#### OBJECTIVE:
Work out the number of lines containing "values". Answer with nothing but that number.

#### DATASET RECORDS:
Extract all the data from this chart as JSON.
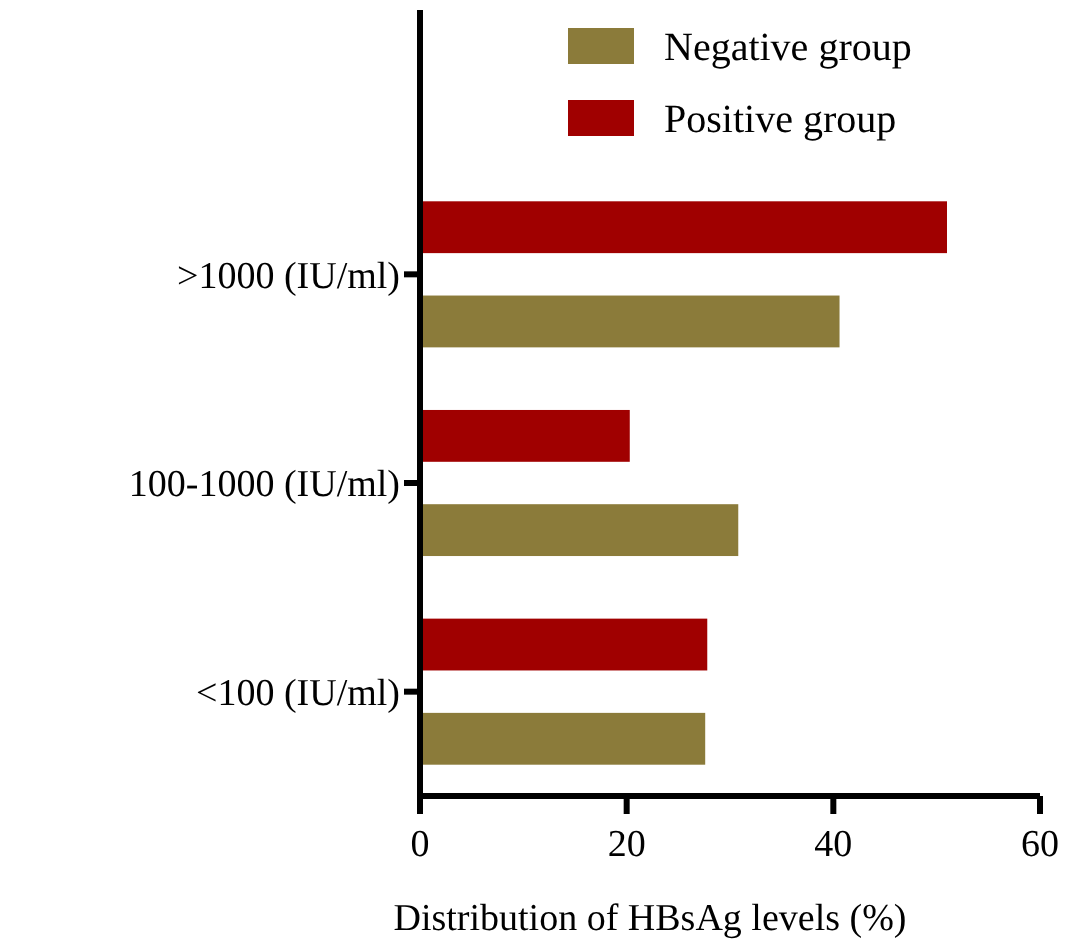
{
  "chart_data": {
    "type": "bar",
    "orientation": "horizontal",
    "xlabel": "Distribution of HBsAg levels (%)",
    "categories": [
      ">1000 (IU/ml)",
      "100-1000 (IU/ml)",
      "<100 (IU/ml)"
    ],
    "series": [
      {
        "name": "Negative group",
        "color": "#8b7b3a",
        "values": [
          40.6,
          30.8,
          27.6
        ]
      },
      {
        "name": "Positive group",
        "color": "#a00000",
        "values": [
          51.0,
          20.3,
          27.8
        ]
      }
    ],
    "xlim": [
      0,
      60
    ],
    "xticks": [
      0,
      20,
      40,
      60
    ],
    "legend": "top right",
    "grid": false
  }
}
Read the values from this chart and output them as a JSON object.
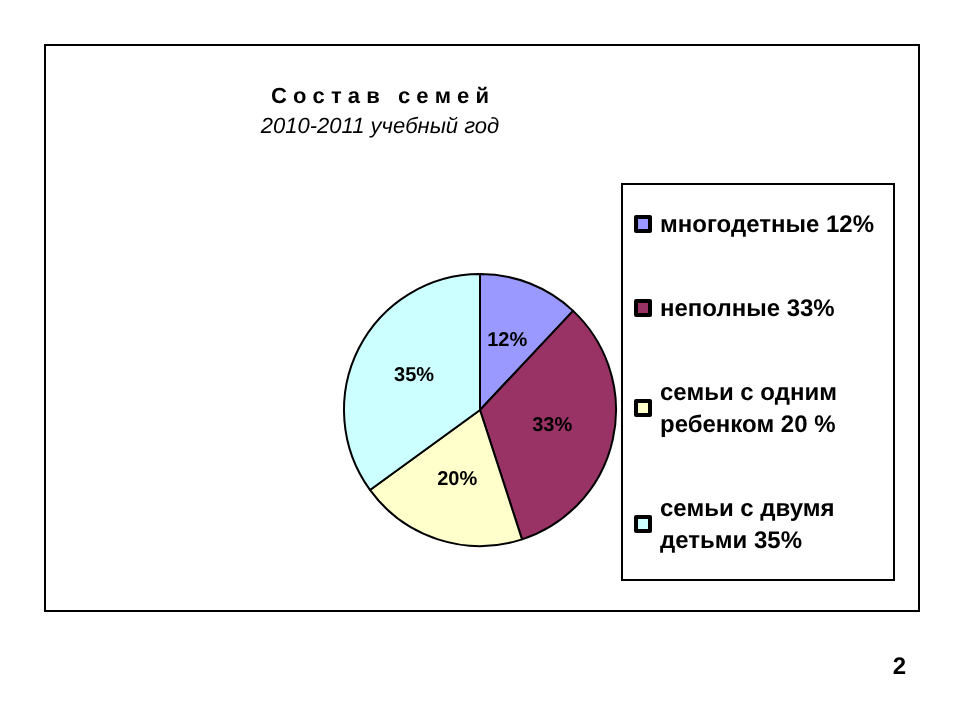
{
  "chart_data": {
    "type": "pie",
    "title": "С о с т а в   с е м е й",
    "subtitle": "2010-2011 учебный год",
    "categories": [
      "многодетные 12%",
      "неполные 33%",
      "семьи с одним ребенком 20 %",
      "семьи с двумя детьми 35%"
    ],
    "values": [
      12,
      33,
      20,
      35
    ],
    "colors": [
      "#9999ff",
      "#993366",
      "#ffffcc",
      "#ccffff"
    ],
    "value_labels": [
      "12%",
      "33%",
      "20%",
      "35%"
    ],
    "legend": "right",
    "annotations": [
      "2"
    ]
  }
}
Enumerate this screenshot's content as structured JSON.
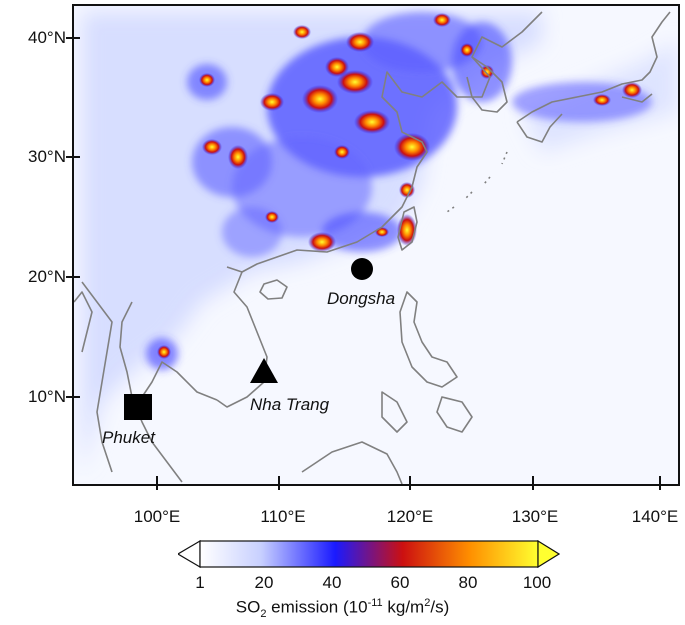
{
  "map": {
    "lat_labels": [
      "40°N",
      "30°N",
      "20°N",
      "10°N"
    ],
    "lon_labels": [
      "100°E",
      "110°E",
      "120°E",
      "130°E",
      "140°E"
    ],
    "sites": [
      {
        "name": "Dongsha",
        "marker": "circle",
        "lat": 20.7,
        "lon": 116.7
      },
      {
        "name": "Nha Trang",
        "marker": "triangle",
        "lat": 12.2,
        "lon": 109.2
      },
      {
        "name": "Phuket",
        "marker": "square",
        "lat": 7.9,
        "lon": 98.4
      }
    ],
    "coastline_color": "#808080"
  },
  "colorbar": {
    "tick_labels": [
      "1",
      "20",
      "40",
      "60",
      "80",
      "100"
    ],
    "title_prefix": "SO",
    "title_sub": "2",
    "title_mid": " emission (10",
    "title_sup": "-11",
    "title_suffix": " kg/m",
    "title_sup2": "2",
    "title_end": "/s)",
    "colors": [
      "#ffffff",
      "#c8d0ff",
      "#1a1aff",
      "#cc1010",
      "#ff9000",
      "#ffff30"
    ]
  }
}
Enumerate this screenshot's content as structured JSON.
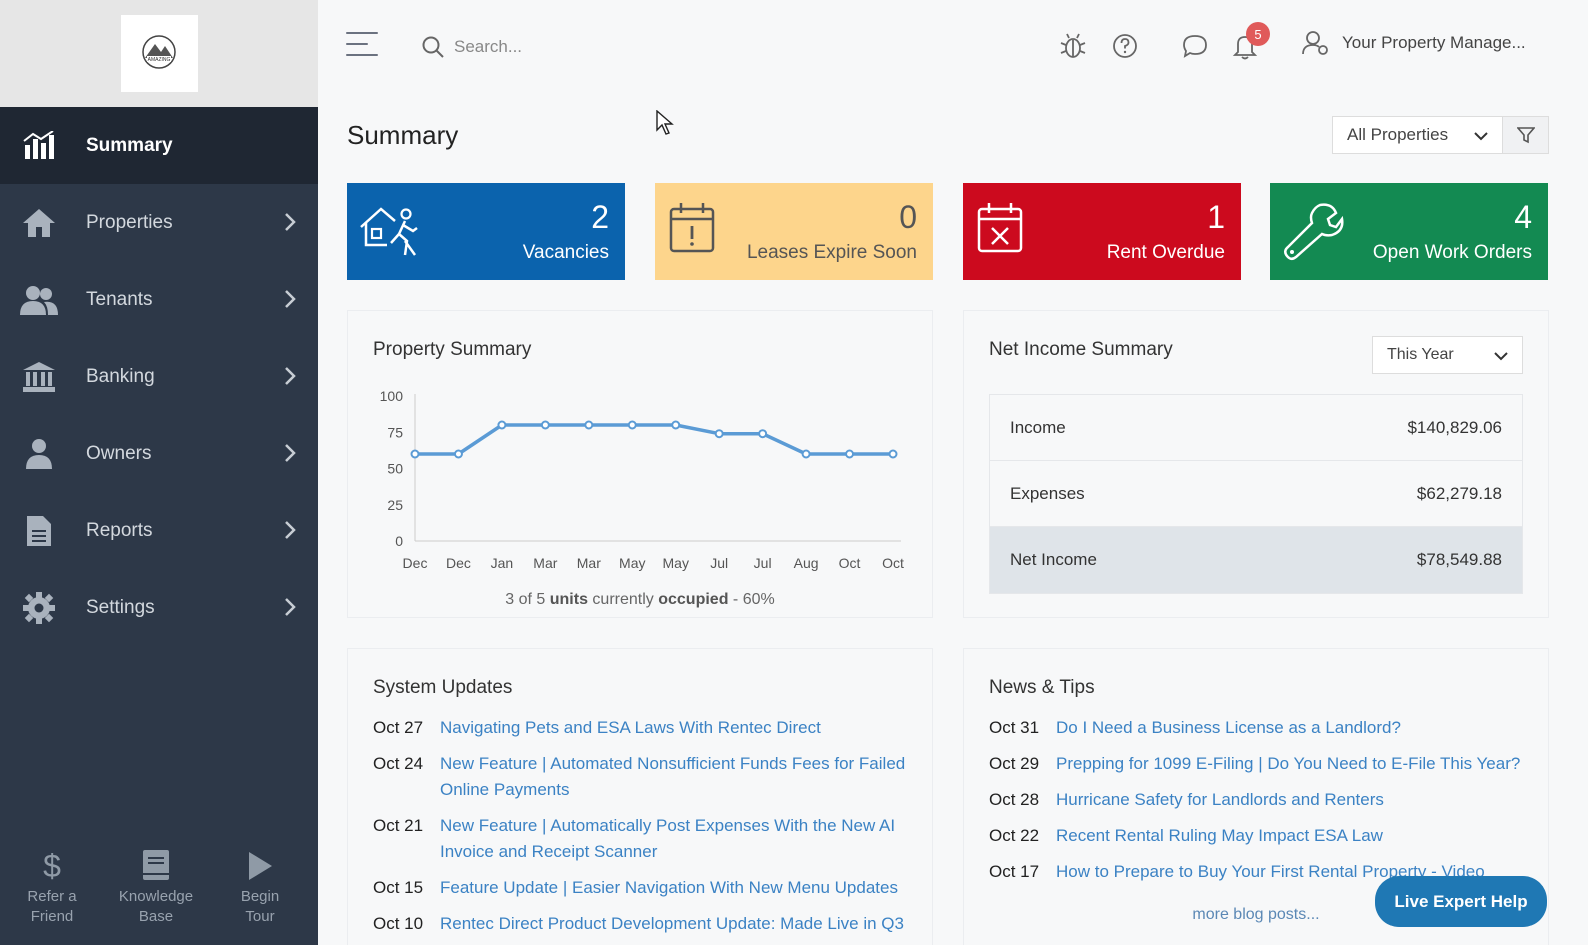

#### ANSWER TO THE EXERCISE:
4